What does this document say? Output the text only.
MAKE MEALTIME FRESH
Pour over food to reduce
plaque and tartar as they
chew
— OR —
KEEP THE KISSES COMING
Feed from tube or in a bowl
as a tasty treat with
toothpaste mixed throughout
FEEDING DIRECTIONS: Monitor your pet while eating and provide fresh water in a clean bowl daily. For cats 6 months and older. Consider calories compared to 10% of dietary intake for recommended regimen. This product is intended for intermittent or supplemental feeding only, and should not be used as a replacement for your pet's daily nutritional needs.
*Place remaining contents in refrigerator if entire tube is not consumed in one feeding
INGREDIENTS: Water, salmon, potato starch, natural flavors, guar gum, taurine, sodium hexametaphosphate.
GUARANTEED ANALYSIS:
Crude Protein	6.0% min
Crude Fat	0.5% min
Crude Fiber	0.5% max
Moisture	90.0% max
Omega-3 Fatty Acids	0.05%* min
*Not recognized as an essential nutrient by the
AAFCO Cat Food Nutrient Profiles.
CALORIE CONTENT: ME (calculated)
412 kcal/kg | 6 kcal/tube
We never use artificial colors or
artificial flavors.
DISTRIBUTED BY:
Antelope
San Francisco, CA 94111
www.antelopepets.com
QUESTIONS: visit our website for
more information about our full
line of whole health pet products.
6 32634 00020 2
————
Scan the entries above for the string "artificial", and copy every line where it turns up.

- **Exercise response**
We never use artificial colors or
artificial flavors.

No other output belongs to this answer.